■ **Task brief**
Repeat the whole listing below, word for word.

■ **Saved data entries**
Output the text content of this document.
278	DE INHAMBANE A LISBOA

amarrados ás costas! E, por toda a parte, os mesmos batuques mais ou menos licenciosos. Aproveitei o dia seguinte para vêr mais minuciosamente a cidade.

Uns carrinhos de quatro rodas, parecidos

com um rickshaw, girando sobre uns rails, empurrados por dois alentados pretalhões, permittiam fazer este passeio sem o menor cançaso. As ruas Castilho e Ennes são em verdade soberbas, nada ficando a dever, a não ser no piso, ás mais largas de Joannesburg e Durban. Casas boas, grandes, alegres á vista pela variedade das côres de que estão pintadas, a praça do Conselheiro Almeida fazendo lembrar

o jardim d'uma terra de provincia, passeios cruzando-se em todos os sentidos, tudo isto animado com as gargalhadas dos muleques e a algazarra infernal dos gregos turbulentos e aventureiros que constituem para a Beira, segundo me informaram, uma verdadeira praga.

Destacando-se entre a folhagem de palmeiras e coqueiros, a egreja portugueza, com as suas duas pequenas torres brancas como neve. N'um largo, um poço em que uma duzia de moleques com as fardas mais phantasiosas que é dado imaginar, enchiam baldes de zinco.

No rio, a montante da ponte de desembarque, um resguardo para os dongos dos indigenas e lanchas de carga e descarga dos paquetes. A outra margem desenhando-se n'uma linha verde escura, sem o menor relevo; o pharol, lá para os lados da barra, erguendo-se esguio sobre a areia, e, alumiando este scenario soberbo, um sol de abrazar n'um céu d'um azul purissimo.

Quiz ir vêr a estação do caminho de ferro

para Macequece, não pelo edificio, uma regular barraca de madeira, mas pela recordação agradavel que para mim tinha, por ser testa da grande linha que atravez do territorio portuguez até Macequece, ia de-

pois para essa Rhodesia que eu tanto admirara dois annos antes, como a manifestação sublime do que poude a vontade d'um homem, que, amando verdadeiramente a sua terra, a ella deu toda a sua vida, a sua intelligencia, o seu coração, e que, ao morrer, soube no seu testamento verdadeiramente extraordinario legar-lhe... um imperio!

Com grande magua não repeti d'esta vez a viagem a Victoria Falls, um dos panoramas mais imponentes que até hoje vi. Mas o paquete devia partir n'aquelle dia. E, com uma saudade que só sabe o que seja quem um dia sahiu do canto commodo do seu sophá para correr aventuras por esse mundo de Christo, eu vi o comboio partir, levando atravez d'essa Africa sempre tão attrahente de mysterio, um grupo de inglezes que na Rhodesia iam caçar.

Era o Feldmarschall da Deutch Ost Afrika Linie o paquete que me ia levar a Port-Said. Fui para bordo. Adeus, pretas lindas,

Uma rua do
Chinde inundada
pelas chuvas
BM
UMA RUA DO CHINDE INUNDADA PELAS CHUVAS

■ **Full answer**
Output the text content of this document.
278	DE INHAMBANE A LISBOA

amarrados ás costas! E, por toda a parte, os mesmos batuques mais ou menos licenciosos. Aproveitei o dia seguinte para vêr mais minuciosamente a cidade.

Uns carrinhos de quatro rodas, parecidos

com um rickshaw, girando sobre uns rails, empurrados por dois alentados pretalhões, permittiam fazer este passeio sem o menor cançaso. As ruas Castilho e Ennes são em verdade soberbas, nada ficando a dever, a não ser no piso, ás mais largas de Joannesburg e Durban. Casas boas, grandes, alegres á vista pela variedade das côres de que estão pintadas, a praça do Conselheiro Almeida fazendo lembrar

o jardim d'uma terra de provincia, passeios cruzando-se em todos os sentidos, tudo isto animado com as gargalhadas dos muleques e a algazarra infernal dos gregos turbulentos e aventureiros que constituem para a Beira, segundo me informaram, uma verdadeira praga.

Destacando-se entre a folhagem de palmeiras e coqueiros, a egreja portugueza, com as suas duas pequenas torres brancas como neve. N'um largo, um poço em que uma duzia de moleques com as fardas mais phantasiosas que é dado imaginar, enchiam baldes de zinco.

No rio, a montante da ponte de desembarque, um resguardo para os dongos dos indigenas e lanchas de carga e descarga dos paquetes. A outra margem desenhando-se n'uma linha verde escura, sem o menor relevo; o pharol, lá para os lados da barra, erguendo-se esguio sobre a areia, e, alumiando este scenario soberbo, um sol de abrazar n'um céu d'um azul purissimo.

Quiz ir vêr a estação do caminho de ferro

para Macequece, não pelo edificio, uma regular barraca de madeira, mas pela recordação agradavel que para mim tinha, por ser testa da grande linha que atravez do territorio portuguez até Macequece, ia de-

pois para essa Rhodesia que eu tanto admirara dois annos antes, como a manifestação sublime do que poude a vontade d'um homem, que, amando verdadeiramente a sua terra, a ella deu toda a sua vida, a sua intelligencia, o seu coração, e que, ao morrer, soube no seu testamento verdadeiramente extraordinario legar-lhe... um imperio!

Com grande magua não repeti d'esta vez a viagem a Victoria Falls, um dos panoramas mais imponentes que até hoje vi. Mas o paquete devia partir n'aquelle dia. E, com uma saudade que só sabe o que seja quem um dia sahiu do canto commodo do seu sophá para correr aventuras por esse mundo de Christo, eu vi o comboio partir, levando atravez d'essa Africa sempre tão attrahente de mysterio, um grupo de inglezes que na Rhodesia iam caçar.

Era o Feldmarschall da Deutch Ost Afrika Linie o paquete que me ia levar a Port-Said. Fui para bordo. Adeus, pretas lindas,

Uma rua do
Chinde inundada
pelas chuvas
BM
UMA RUA DO CHINDE INUNDADA PELAS CHUVAS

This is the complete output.